— SET PROBLEM —
Every line that holds "长堎镇礼步湖大道" should be shown.

— STORED RECORDS —
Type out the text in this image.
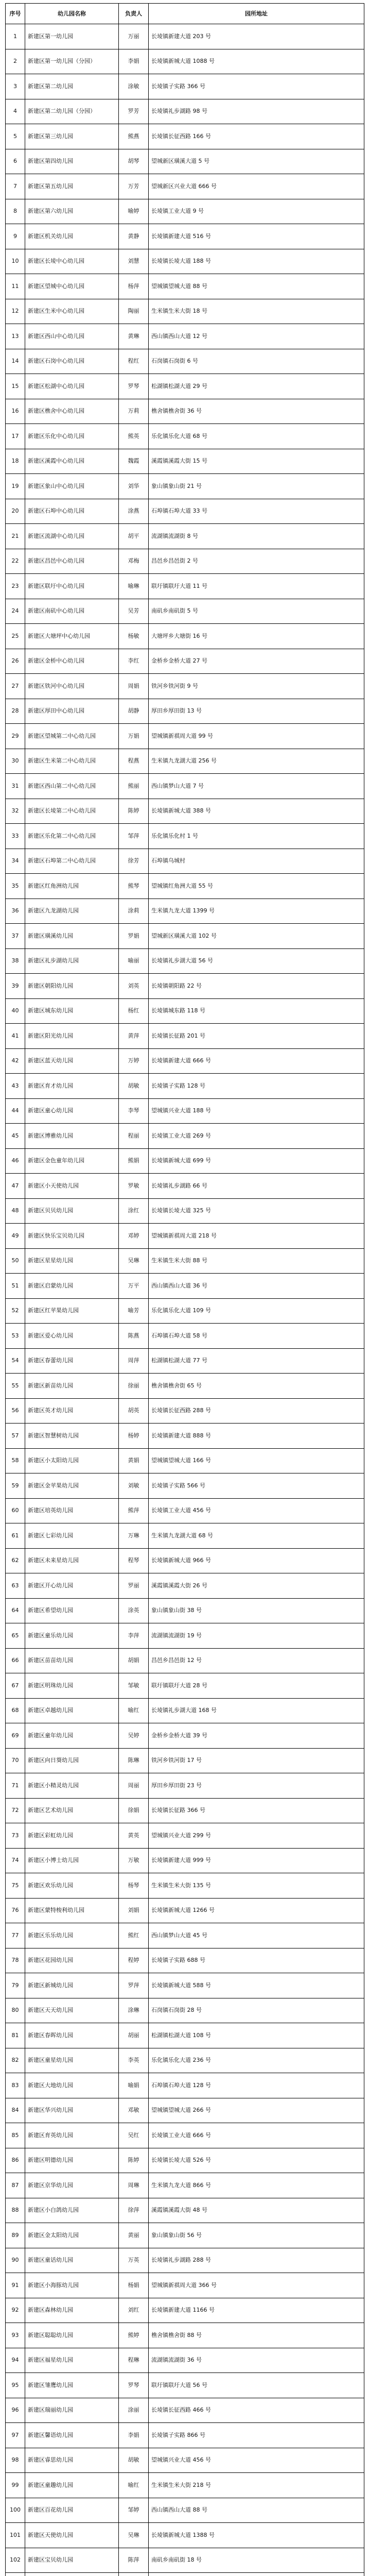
序号	幼儿园名称	负责人	园所地址
1	新建区第一幼儿园	万丽	长堎镇新建大道 203 号
2	新建区第一幼儿园（分园）	李娟	长堎镇新城大道 1088 号
3	新建区第二幼儿园	涂敏	长堎镇子实路 366 号
4	新建区第二幼儿园（分园）	罗芳	长堎镇礼步湖路 98 号
5	新建区第三幼儿园	熊燕	长堎镇长征西路 166 号
6	新建区第四幼儿园	胡琴	望城新区璜溪大道 5 号
7	新建区第五幼儿园	万芳	望城新区兴业大道 666 号
8	新建区第六幼儿园	喻婷	长堎镇工业大道 9 号
9	新建区机关幼儿园	黄静	长堎镇新建大道 516 号
10	新建区长堎中心幼儿园	刘慧	长堎镇长堎大道 188 号
11	新建区望城中心幼儿园	杨萍	望城镇望城大道 88 号
12	新建区生米中心幼儿园	陶丽	生米镇生米大街 18 号
13	新建区西山中心幼儿园	黄琳	西山镇西山大道 12 号
14	新建区石岗中心幼儿园	程红	石岗镇石岗街 6 号
15	新建区松湖中心幼儿园	罗琴	松湖镇松湖大道 29 号
16	新建区樵舍中心幼儿园	万莉	樵舍镇樵舍街 36 号
17	新建区乐化中心幼儿园	熊英	乐化镇乐化大道 68 号
18	新建区溪霞中心幼儿园	魏霞	溪霞镇溪霞大街 15 号
19	新建区象山中心幼儿园	刘华	象山镇象山街 21 号
20	新建区石埠中心幼儿园	涂燕	石埠镇石埠大道 33 号
21	新建区流湖中心幼儿园	胡平	流湖镇流湖街 8 号
22	新建区昌邑中心幼儿园	邓梅	昌邑乡昌邑街 2 号
23	新建区联圩中心幼儿园	喻琳	联圩镇联圩大道 11 号
24	新建区南矶中心幼儿园	吴芳	南矶乡南矶街 5 号
25	新建区大塘坪中心幼儿园	杨敏	大塘坪乡大塘街 16 号
26	新建区金桥中心幼儿园	李红	金桥乡金桥大道 27 号
27	新建区铁河中心幼儿园	周娟	铁河乡铁河街 9 号
28	新建区厚田中心幼儿园	胡静	厚田乡厚田街 13 号
29	新建区望城第二中心幼儿园	万娟	望城镇新祺周大道 99 号
30	新建区生米第二中心幼儿园	程燕	生米镇九龙湖大道 256 号
31	新建区西山第二中心幼儿园	熊丽	西山镇梦山大道 7 号
32	新建区长堎第二中心幼儿园	陈婷	长堎镇新城大道 388 号
33	新建区乐化第二中心幼儿园	邹萍	乐化镇乐化村 1 号
34	新建区石埠第二中心幼儿园	徐芳	石埠镇乌城村
35	新建区红角洲幼儿园	熊琴	望城镇红角洲大道 55 号
36	新建区九龙湖幼儿园	涂莉	生米镇九龙大道 1399 号
37	新建区璜溪幼儿园	罗娟	望城新区璜溪大道 102 号
38	新建区礼步湖幼儿园	喻丽	长堎镇礼步湖大道 56 号
39	新建区朝阳幼儿园	刘英	长堎镇朝阳路 22 号
40	新建区城东幼儿园	杨红	长堎镇城东路 118 号
41	新建区阳光幼儿园	黄萍	长堎镇长征路 201 号
42	新建区蓝天幼儿园	万婷	长堎镇新建大道 666 号
43	新建区育才幼儿园	胡敏	长堎镇子实路 128 号
44	新建区童心幼儿园	李琴	望城镇兴业大道 188 号
45	新建区博雅幼儿园	程丽	长堎镇工业大道 269 号
46	新建区金色童年幼儿园	熊娟	长堎镇新城大道 699 号
47	新建区小天使幼儿园	罗敏	长堎镇礼步湖路 66 号
48	新建区贝贝幼儿园	涂红	长堎镇长堎大道 325 号
49	新建区快乐宝贝幼儿园	邓婷	望城镇新祺周大道 218 号
50	新建区星星幼儿园	吴琳	生米镇生米大街 88 号
51	新建区启蒙幼儿园	万平	西山镇西山大道 36 号
52	新建区红苹果幼儿园	喻芳	乐化镇乐化大道 109 号
53	新建区爱心幼儿园	陈燕	石埠镇石埠大道 58 号
54	新建区春蕾幼儿园	周萍	松湖镇松湖大道 77 号
55	新建区新苗幼儿园	徐丽	樵舍镇樵舍街 65 号
56	新建区英才幼儿园	胡英	长堎镇长征西路 288 号
57	新建区智慧树幼儿园	杨婷	长堎镇新建大道 888 号
58	新建区小太阳幼儿园	黄娟	望城镇望城大道 166 号
59	新建区金苹果幼儿园	刘敏	长堎镇子实路 566 号
60	新建区培英幼儿园	熊萍	长堎镇工业大道 456 号
61	新建区七彩幼儿园	万琳	生米镇九龙湖大道 68 号
62	新建区未来星幼儿园	程琴	长堎镇新城大道 966 号
63	新建区开心幼儿园	罗丽	溪霞镇溪霞大街 26 号
64	新建区希望幼儿园	涂英	象山镇象山街 38 号
65	新建区童乐幼儿园	李萍	流湖镇流湖街 19 号
66	新建区苗苗幼儿园	胡娟	昌邑乡昌邑街 12 号
67	新建区明珠幼儿园	邹敏	联圩镇联圩大道 28 号
68	新建区卓越幼儿园	喻红	长堎镇礼步湖大道 168 号
69	新建区童年幼儿园	吴婷	金桥乡金桥大道 39 号
70	新建区向日葵幼儿园	陈琳	铁河乡铁河街 17 号
71	新建区小精灵幼儿园	周丽	厚田乡厚田街 23 号
72	新建区艺术幼儿园	徐娟	长堎镇长征路 366 号
73	新建区彩虹幼儿园	黄英	望城镇兴业大道 299 号
74	新建区小博士幼儿园	万敏	长堎镇新建大道 999 号
75	新建区欢乐幼儿园	杨琴	生米镇生米大街 135 号
76	新建区蒙特梭利幼儿园	刘娟	长堎镇新城大道 1266 号
77	新建区乐乐幼儿园	熊红	西山镇梦山大道 45 号
78	新建区花园幼儿园	程婷	长堎镇子实路 688 号
79	新建区新城幼儿园	罗萍	长堎镇新城大道 588 号
80	新建区天天幼儿园	涂琳	石岗镇石岗街 28 号
81	新建区春晖幼儿园	胡丽	松湖镇松湖大道 108 号
82	新建区童星幼儿园	李英	乐化镇乐化大道 236 号
83	新建区大地幼儿园	喻娟	石埠镇石埠大道 128 号
84	新建区华兴幼儿园	邓敏	望城镇望城大道 266 号
85	新建区育英幼儿园	吴红	长堎镇工业大道 666 号
86	新建区明德幼儿园	陈婷	长堎镇长堎大道 526 号
87	新建区京华幼儿园	周琳	生米镇九龙大道 866 号
88	新建区小白鸽幼儿园	徐萍	溪霞镇溪霞大街 48 号
89	新建区金太阳幼儿园	黄丽	象山镇象山街 56 号
90	新建区童话幼儿园	万英	长堎镇礼步湖路 288 号
91	新建区小海豚幼儿园	杨娟	望城镇新祺周大道 366 号
92	新建区森林幼儿园	刘红	长堎镇新建大道 1166 号
93	新建区聪聪幼儿园	熊婷	樵舍镇樵舍街 88 号
94	新建区福星幼儿园	程琳	流湖镇流湖街 36 号
95	新建区雏鹰幼儿园	罗琴	联圩镇联圩大道 56 号
96	新建区瑞丽幼儿园	涂丽	长堎镇长征西路 466 号
97	新建区馨语幼儿园	李娟	长堎镇子实路 866 号
98	新建区睿思幼儿园	胡敏	望城镇兴业大道 456 号
99	新建区童趣幼儿园	喻红	生米镇生米大街 218 号
100	新建区百花幼儿园	邹婷	西山镇西山大道 88 号
101	新建区天使幼儿园	吴琳	长堎镇新城大道 1388 号
102	新建区宝贝幼儿园	陈萍	南矶乡南矶街 18 号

— RESPONSE TO THIS EXERCISE —
38	新建区礼步湖幼儿园	喻丽	长堎镇礼步湖大道 56 号
68	新建区卓越幼儿园	喻红	长堎镇礼步湖大道 168 号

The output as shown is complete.